Exercise aim:
Your reply should be a single number: how many lines contain the string "that".

Material shown:
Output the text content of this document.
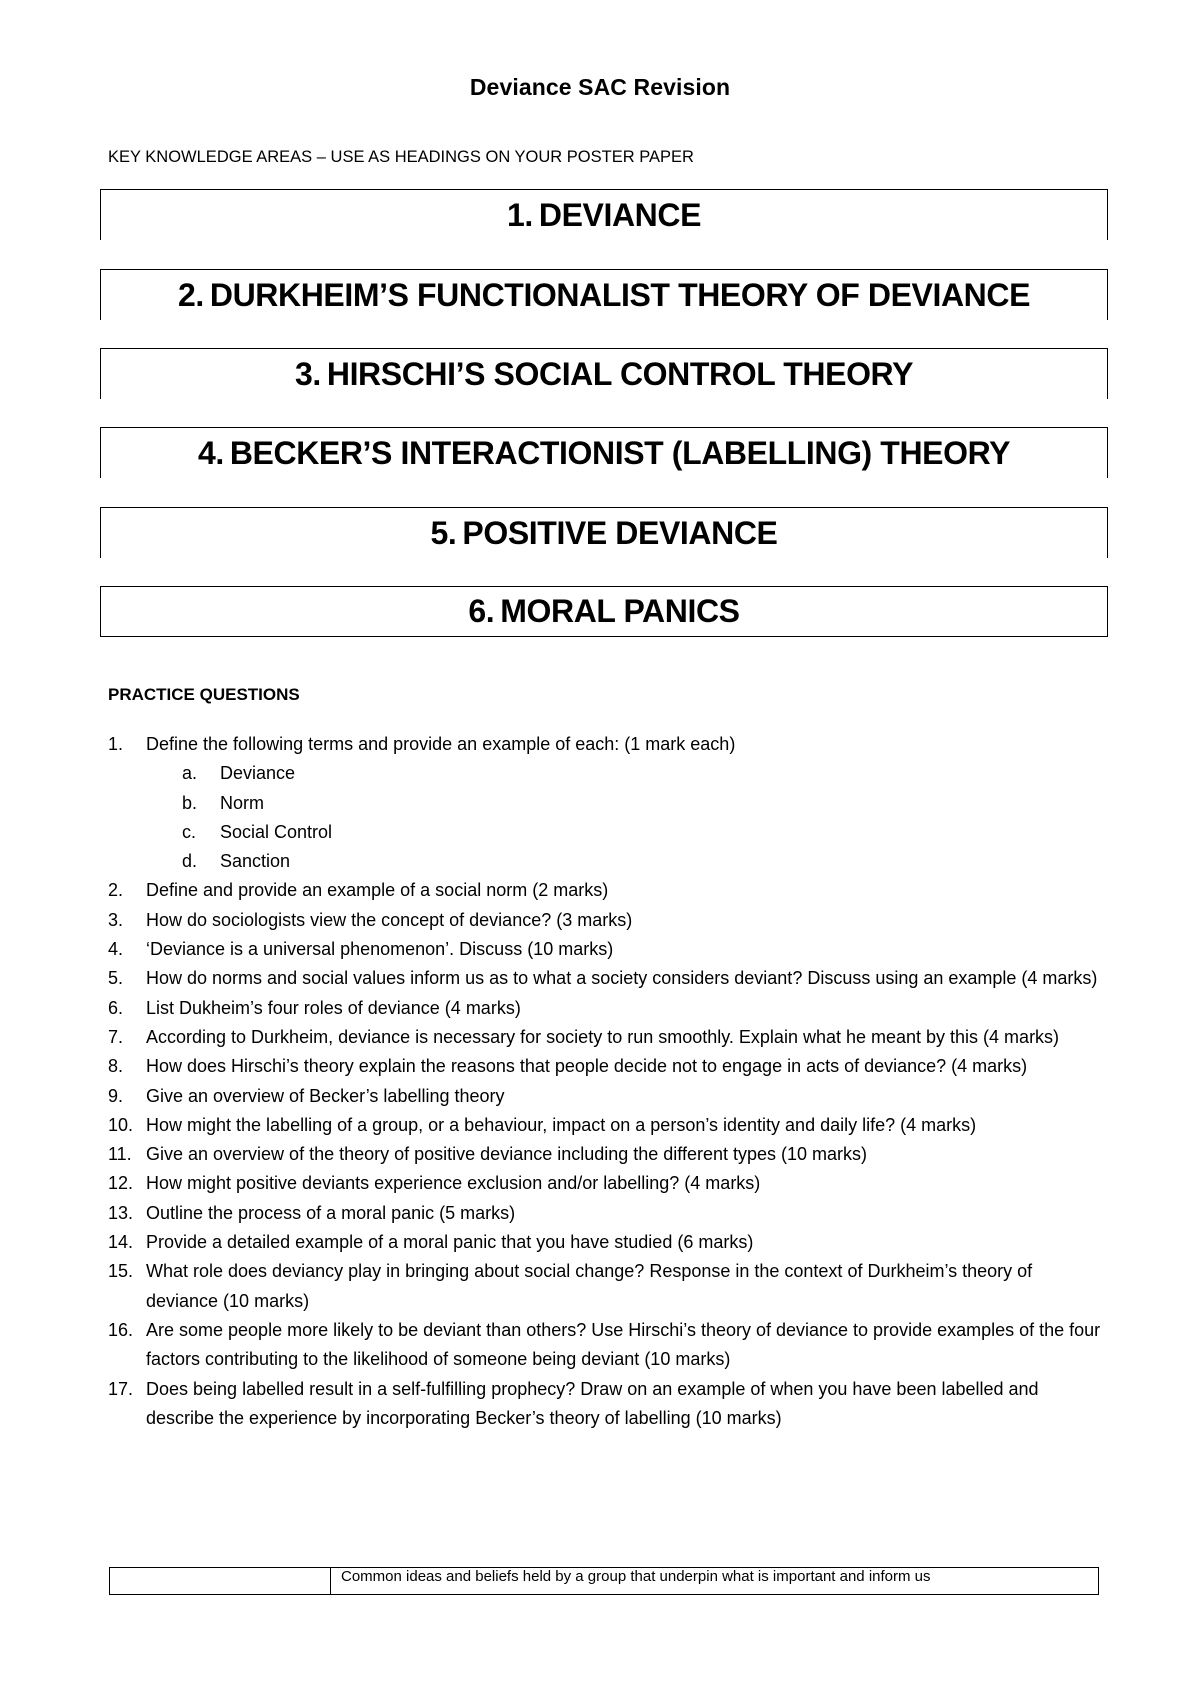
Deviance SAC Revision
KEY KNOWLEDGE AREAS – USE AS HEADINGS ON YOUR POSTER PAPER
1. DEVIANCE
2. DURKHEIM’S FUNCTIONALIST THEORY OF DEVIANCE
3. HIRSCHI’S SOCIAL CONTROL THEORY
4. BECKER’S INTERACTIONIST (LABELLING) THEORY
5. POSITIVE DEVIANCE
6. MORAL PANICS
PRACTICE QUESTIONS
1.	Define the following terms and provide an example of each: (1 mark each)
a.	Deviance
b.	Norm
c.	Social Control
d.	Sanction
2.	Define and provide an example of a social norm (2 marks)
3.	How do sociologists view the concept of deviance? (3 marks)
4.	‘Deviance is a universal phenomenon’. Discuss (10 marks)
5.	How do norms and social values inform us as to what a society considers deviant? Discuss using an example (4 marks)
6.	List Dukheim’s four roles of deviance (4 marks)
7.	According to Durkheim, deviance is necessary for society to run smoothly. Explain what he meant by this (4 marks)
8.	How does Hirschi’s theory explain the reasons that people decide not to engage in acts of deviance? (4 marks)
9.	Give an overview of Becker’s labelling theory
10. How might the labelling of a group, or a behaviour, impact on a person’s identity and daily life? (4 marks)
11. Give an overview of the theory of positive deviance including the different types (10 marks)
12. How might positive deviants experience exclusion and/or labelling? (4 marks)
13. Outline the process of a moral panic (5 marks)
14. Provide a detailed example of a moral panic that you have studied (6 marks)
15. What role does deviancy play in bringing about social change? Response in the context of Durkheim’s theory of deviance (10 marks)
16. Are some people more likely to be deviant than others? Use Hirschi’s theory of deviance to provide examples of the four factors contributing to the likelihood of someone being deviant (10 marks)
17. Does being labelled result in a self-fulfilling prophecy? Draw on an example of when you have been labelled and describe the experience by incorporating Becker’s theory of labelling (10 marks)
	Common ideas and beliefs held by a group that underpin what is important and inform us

Result of this task:
3